O que fazer: Prossiga o texto sobre a astrologia e as novas gerações a partir da última frase apresentada.

Excerto da fonte:

__________________________________________________

O que dizem os astros?

Porque é que as novas gerações estão a procurar na astrologia a resposta para as suas dúvidas e problemas? Deixámos o ceticismo de lado e fomos investigar.

14 de setembro de 2017 às 07:00 Carlota Morais Pires

Acabei de sair da minha primeira consulta de astrologia e liguei a um amigo. Afinal, o Leão no meu mapa astral vem explicar as minhas questões com o ego, todas elas muito pouco típicas de uma Aquariana, que é sempre livre e despreocupada. Ele ri-se do outro lado: "Não sei como é que acreditas nestas coisas." Mais tarde, enquanto jantávamos, queixa-se de viver rodeado de Balanças e de "pessoas de ar", isto é, descomprometidas com tudo em geral e habituadas a viver com a cabeça nas nuvens.

__________________________________________________

Dados fornecidos:
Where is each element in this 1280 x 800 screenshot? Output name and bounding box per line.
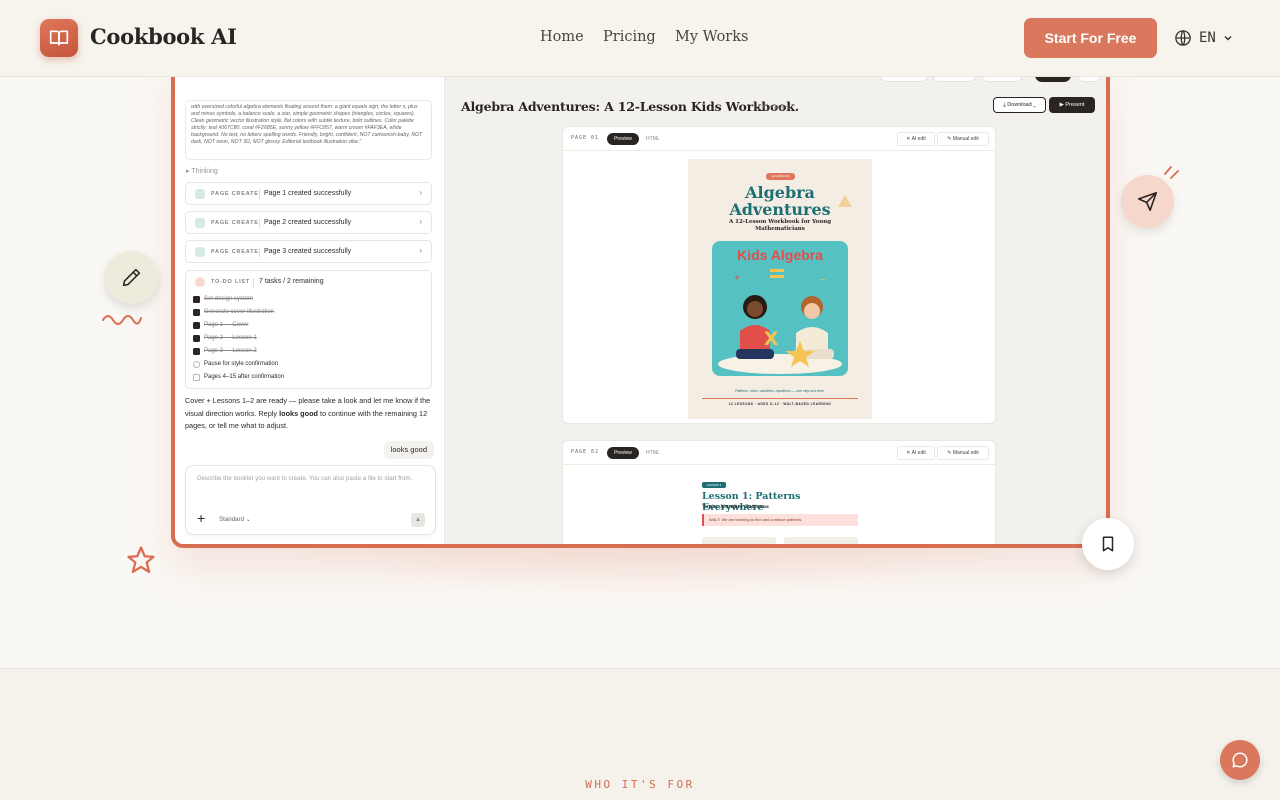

__________________________________________________

Resultado do exercício:
Passado um dia, e porque era o início do mês, a minha irmã ligou-me a perguntar se tinha lido o que a Susan Miller previa para setembro – para mim, supostamente, vai ser um bom mês para começar a organizar-me financeiramente. Não somos as únicas com uma óbvia obsessão pela app do Astrologyzone (para leigos, o site da Susan Miller, uma das astrólogas mais relevantes agora) – no meu grupo de amigos a dependência é generalizada. Imagino uma senhora de 50 anos vestida com um tailleur Chanel, com o cabelo armado, colares de pérolas e ar sábio, sentada numa biblioteca a traçar riscos a lápis num sistema solar a régua e esquadro. Por alguma razão confio no que diz, mesmo que racionalmente consiga perceber que ninguém pode adivinhar concretamente o futuro. E sei que não sou a única – também as pessoas à minha volta encontram justificações para tudo na sintonia (ou caos, não raras vezes) do alinhamento de planetas correspondente à hora em que nasceram.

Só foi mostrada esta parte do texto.